▶ [TASK DIRECTIONS] Omit images. Retype all entries verbatim.

▶ [RECORDED DATA]
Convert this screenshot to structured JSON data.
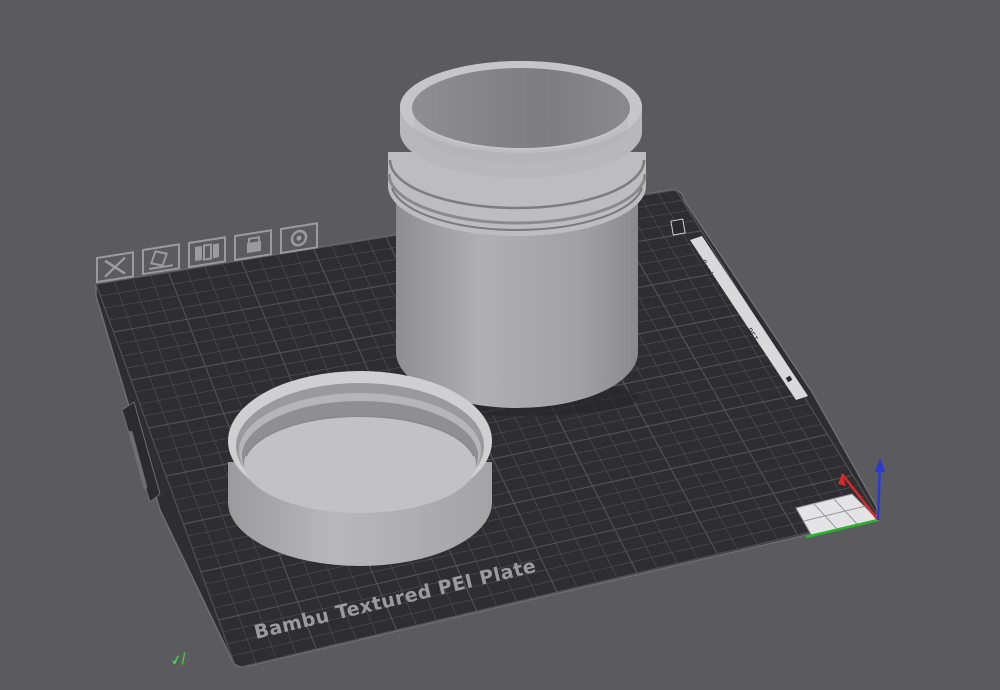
{
  "scene": {
    "background_color": "#5b5b5f",
    "bed": {
      "plate_label": "Bambu Textured PEI Plate",
      "side_marks": [
        "Bambu",
        "PEI",
        "■"
      ],
      "surface_color": "#2e2e32",
      "grid_color": "#505055",
      "bed_icons": [
        "close-icon",
        "auto-orient-icon",
        "arrange-icon",
        "lock-icon",
        "settings-icon"
      ]
    },
    "objects": [
      {
        "name": "Jar body",
        "color": "#a9a9ab"
      },
      {
        "name": "Jar lid",
        "color": "#b4b4b6"
      }
    ],
    "axes": {
      "x_color": "#d42a2a",
      "y_color": "#2ab42a",
      "z_color": "#2a3ad4"
    },
    "origin_label": "✔/",
    "origin_color": "#3fd03f"
  }
}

▶ [WRITTEN SOLUTION]
Convert this screenshot to structured JSON data.
{
  "scene": {
    "background_color": "#5b5b5f",
    "bed": {
      "plate_label": "Bambu Textured PEI Plate",
      "side_marks": [
        "Bambu",
        "PEI",
        "■"
      ],
      "surface_color": "#2e2e32",
      "grid_color": "#505055",
      "bed_icons": [
        "close-icon",
        "auto-orient-icon",
        "arrange-icon",
        "lock-icon",
        "settings-icon"
      ]
    },
    "objects": [
      {
        "name": "Jar body",
        "color": "#a9a9ab"
      },
      {
        "name": "Jar lid",
        "color": "#b4b4b6"
      }
    ],
    "axes": {
      "x_color": "#d42a2a",
      "y_color": "#2ab42a",
      "z_color": "#2a3ad4"
    },
    "origin_label": "✔/",
    "origin_color": "#3fd03f"
  }
}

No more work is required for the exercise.